Every line of the data must be copied exactly.

+++

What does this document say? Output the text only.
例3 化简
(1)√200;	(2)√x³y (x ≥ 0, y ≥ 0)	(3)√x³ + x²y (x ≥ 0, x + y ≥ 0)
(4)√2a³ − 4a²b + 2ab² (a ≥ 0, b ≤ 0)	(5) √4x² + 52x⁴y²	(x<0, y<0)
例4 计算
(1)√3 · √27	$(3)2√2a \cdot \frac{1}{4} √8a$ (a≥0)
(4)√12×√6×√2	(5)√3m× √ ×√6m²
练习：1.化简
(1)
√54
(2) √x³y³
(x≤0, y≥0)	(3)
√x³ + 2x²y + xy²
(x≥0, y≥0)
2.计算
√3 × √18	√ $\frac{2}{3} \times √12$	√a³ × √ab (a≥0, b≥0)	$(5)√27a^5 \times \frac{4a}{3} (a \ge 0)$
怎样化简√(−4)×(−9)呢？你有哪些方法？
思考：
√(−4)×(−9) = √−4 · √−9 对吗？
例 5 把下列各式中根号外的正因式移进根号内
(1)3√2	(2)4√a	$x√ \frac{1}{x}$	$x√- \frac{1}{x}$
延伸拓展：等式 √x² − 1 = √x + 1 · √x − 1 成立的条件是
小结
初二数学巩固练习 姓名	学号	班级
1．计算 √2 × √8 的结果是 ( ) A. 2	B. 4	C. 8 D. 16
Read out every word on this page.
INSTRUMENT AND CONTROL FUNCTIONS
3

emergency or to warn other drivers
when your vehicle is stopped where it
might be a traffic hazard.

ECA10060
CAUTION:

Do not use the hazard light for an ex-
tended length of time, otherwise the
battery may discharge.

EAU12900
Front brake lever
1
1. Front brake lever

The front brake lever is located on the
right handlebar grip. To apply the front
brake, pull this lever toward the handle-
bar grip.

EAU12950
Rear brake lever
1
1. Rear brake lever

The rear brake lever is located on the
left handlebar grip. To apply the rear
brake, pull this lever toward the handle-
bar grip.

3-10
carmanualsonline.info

+++

- [Solution for this exercise]
What does this document say? Output the text only.
例3 化简
(1)√200;	(2)√x³y (x ≥ 0, y ≥ 0)	(3)√x³ + x²y (x ≥ 0, x + y ≥ 0)
(4)√2a³ − 4a²b + 2ab² (a ≥ 0, b ≤ 0)	(5) √4x² + 52x⁴y²	(x<0, y<0)
例4 计算
(1)√3 · √27	$(3)2√2a \cdot \frac{1}{4} √8a$ (a≥0)
(4)√12×√6×√2	(5)√3m× √ ×√6m²
练习：1.化简
(1)
√54
(2) √x³y³
(x≤0, y≥0)	(3)
√x³ + 2x²y + xy²
(x≥0, y≥0)
2.计算
√3 × √18	√ $\frac{2}{3} \times √12$	√a³ × √ab (a≥0, b≥0)	$(5)√27a^5 \times \frac{4a}{3} (a \ge 0)$
怎样化简√(−4)×(−9)呢？你有哪些方法？
思考：
√(−4)×(−9) = √−4 · √−9 对吗？
例 5 把下列各式中根号外的正因式移进根号内
(1)3√2	(2)4√a	$x√ \frac{1}{x}$	$x√- \frac{1}{x}$
延伸拓展：等式 √x² − 1 = √x + 1 · √x − 1 成立的条件是
小结
初二数学巩固练习 姓名	学号	班级
1．计算 √2 × √8 的结果是 ( ) A. 2	B. 4	C. 8 D. 16
Read out every word on this page.
INSTRUMENT AND CONTROL FUNCTIONS
3

emergency or to warn other drivers
when your vehicle is stopped where it
might be a traffic hazard.

ECA10060
CAUTION:

Do not use the hazard light for an ex-
tended length of time, otherwise the
battery may discharge.

EAU12900
Front brake lever
1
1. Front brake lever

The front brake lever is located on the
right handlebar grip. To apply the front
brake, pull this lever toward the handle-
bar grip.

EAU12950
Rear brake lever
1
1. Rear brake lever

The rear brake lever is located on the
left handlebar grip. To apply the rear
brake, pull this lever toward the handle-
bar grip.

3-10
carmanualsonline.info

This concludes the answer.